Your instructions :: The records below must be copied in full; omit the images.

----- Records to process -----

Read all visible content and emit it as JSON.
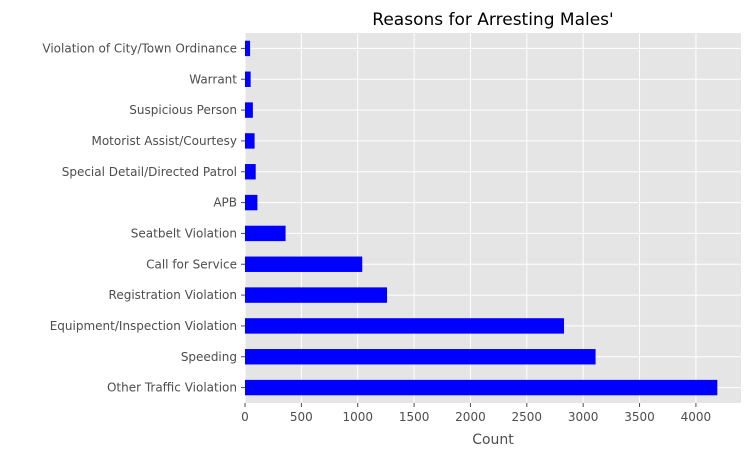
{
  "chart_data": {
    "type": "bar",
    "orientation": "horizontal",
    "title": "Reasons for Arresting Males'",
    "xlabel": "Count",
    "ylabel": "",
    "categories": [
      "Other Traffic Violation",
      "Speeding",
      "Equipment/Inspection Violation",
      "Registration Violation",
      "Call for Service",
      "Seatbelt Violation",
      "APB",
      "Special Detail/Directed Patrol",
      "Motorist Assist/Courtesy",
      "Suspicious Person",
      "Warrant",
      "Violation of City/Town Ordinance"
    ],
    "values": [
      4190,
      3110,
      2830,
      1260,
      1040,
      360,
      110,
      95,
      85,
      70,
      50,
      45
    ],
    "xlim": [
      0,
      4400
    ],
    "xticks": [
      0,
      500,
      1000,
      1500,
      2000,
      2500,
      3000,
      3500,
      4000
    ],
    "grid": true,
    "legend": "none",
    "colors": {
      "bar": "#0000ff",
      "background": "#e5e5e5",
      "grid": "#ffffff"
    }
  }
}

-----

Reply ::
Read all visible content and emit it as JSON.
{
  "chart_data": {
    "type": "bar",
    "orientation": "horizontal",
    "title": "Reasons for Arresting Males'",
    "xlabel": "Count",
    "ylabel": "",
    "categories": [
      "Other Traffic Violation",
      "Speeding",
      "Equipment/Inspection Violation",
      "Registration Violation",
      "Call for Service",
      "Seatbelt Violation",
      "APB",
      "Special Detail/Directed Patrol",
      "Motorist Assist/Courtesy",
      "Suspicious Person",
      "Warrant",
      "Violation of City/Town Ordinance"
    ],
    "values": [
      4190,
      3110,
      2830,
      1260,
      1040,
      360,
      110,
      95,
      85,
      70,
      50,
      45
    ],
    "xlim": [
      0,
      4400
    ],
    "xticks": [
      0,
      500,
      1000,
      1500,
      2000,
      2500,
      3000,
      3500,
      4000
    ],
    "grid": true,
    "legend": "none",
    "colors": {
      "bar": "#0000ff",
      "background": "#e5e5e5",
      "grid": "#ffffff"
    }
  }
}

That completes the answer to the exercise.